* [Exercise details]
Pull out every line of the records that contains the string "axis", and copy each one in full. Case counts.
━━━
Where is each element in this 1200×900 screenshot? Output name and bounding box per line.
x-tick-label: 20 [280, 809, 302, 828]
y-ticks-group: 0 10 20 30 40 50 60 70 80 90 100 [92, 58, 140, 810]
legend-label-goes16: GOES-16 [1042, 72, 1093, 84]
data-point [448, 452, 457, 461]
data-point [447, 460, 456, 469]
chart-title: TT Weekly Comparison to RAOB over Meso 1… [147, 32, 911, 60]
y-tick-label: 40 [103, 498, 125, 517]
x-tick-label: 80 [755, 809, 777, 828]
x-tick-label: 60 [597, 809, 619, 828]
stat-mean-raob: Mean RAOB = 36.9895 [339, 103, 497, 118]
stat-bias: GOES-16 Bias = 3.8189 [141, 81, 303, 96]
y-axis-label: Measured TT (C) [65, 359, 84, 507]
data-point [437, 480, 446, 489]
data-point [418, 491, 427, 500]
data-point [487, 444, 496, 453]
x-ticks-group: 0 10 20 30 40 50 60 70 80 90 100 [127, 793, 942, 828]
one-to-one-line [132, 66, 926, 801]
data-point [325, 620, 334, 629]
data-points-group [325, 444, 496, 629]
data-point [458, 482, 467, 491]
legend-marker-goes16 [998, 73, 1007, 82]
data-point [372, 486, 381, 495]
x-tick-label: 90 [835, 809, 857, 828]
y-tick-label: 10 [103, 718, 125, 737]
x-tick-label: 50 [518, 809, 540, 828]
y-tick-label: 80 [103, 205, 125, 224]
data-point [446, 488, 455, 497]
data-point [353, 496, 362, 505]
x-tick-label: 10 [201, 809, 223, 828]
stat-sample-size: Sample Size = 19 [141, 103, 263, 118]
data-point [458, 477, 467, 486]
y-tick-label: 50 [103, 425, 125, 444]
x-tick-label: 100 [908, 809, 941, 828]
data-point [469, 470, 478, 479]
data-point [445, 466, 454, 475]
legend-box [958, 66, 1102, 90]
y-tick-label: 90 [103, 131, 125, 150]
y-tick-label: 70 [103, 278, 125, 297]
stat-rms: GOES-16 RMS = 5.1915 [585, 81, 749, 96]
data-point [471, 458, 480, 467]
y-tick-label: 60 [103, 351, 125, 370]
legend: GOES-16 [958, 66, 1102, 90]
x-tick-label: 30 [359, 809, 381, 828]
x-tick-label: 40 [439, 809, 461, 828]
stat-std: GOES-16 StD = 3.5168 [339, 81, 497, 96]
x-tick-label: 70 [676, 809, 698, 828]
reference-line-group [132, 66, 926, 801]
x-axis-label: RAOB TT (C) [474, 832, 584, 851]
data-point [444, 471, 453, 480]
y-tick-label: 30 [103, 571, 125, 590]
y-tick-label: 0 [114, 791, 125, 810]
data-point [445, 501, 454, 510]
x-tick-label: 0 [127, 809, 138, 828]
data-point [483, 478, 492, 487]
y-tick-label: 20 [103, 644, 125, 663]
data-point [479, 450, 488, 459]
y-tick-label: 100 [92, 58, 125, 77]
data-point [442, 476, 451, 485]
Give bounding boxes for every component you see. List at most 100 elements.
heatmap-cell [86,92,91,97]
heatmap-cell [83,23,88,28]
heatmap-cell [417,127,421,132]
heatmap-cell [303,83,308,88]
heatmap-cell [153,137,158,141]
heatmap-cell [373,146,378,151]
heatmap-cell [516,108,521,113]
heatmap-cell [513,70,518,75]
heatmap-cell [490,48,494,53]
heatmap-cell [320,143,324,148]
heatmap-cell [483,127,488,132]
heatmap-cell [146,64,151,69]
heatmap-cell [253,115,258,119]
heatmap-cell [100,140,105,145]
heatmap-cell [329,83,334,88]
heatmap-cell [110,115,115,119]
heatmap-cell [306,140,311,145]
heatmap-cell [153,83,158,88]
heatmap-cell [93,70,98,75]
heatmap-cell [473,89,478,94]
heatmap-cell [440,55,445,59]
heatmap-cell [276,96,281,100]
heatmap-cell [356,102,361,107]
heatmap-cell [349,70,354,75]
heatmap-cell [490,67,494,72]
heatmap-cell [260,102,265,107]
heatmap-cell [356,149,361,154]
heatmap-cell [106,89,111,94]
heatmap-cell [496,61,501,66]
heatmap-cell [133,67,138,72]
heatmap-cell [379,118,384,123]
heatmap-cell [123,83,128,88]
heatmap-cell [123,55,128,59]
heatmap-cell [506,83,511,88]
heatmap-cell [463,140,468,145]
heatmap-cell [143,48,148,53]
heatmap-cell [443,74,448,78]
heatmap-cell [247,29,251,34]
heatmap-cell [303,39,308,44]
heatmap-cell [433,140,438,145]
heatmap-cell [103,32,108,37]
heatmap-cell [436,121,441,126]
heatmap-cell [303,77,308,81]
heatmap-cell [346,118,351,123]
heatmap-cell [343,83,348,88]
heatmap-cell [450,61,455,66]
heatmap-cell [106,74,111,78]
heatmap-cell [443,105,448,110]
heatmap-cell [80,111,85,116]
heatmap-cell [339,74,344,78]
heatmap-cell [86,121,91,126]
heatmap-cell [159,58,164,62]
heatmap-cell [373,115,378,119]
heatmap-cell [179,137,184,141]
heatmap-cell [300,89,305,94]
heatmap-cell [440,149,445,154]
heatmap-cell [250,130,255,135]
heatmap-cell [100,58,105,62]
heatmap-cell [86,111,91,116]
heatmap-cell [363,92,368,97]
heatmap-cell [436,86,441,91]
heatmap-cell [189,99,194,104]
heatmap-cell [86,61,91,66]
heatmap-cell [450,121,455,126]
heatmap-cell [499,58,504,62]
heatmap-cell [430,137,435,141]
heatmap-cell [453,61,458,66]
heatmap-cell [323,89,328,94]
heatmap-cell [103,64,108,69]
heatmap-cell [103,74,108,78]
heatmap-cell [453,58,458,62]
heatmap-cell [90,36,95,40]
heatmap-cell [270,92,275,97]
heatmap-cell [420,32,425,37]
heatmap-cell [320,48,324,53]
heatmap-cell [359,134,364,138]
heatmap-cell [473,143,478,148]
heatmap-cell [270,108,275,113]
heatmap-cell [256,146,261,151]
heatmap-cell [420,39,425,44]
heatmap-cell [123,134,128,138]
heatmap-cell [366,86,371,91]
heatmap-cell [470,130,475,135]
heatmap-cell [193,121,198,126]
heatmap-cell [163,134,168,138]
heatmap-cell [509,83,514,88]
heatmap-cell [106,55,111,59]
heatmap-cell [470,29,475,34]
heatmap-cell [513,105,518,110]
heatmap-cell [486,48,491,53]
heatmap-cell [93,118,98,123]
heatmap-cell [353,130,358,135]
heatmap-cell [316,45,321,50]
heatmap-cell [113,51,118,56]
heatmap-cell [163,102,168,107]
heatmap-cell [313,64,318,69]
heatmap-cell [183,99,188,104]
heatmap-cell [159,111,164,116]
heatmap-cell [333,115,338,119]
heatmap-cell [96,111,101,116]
━━━
* [Solution]
y-axis-label: Measured TT (C) [65, 359, 84, 507]
x-axis-label: RAOB TT (C) [474, 832, 584, 851]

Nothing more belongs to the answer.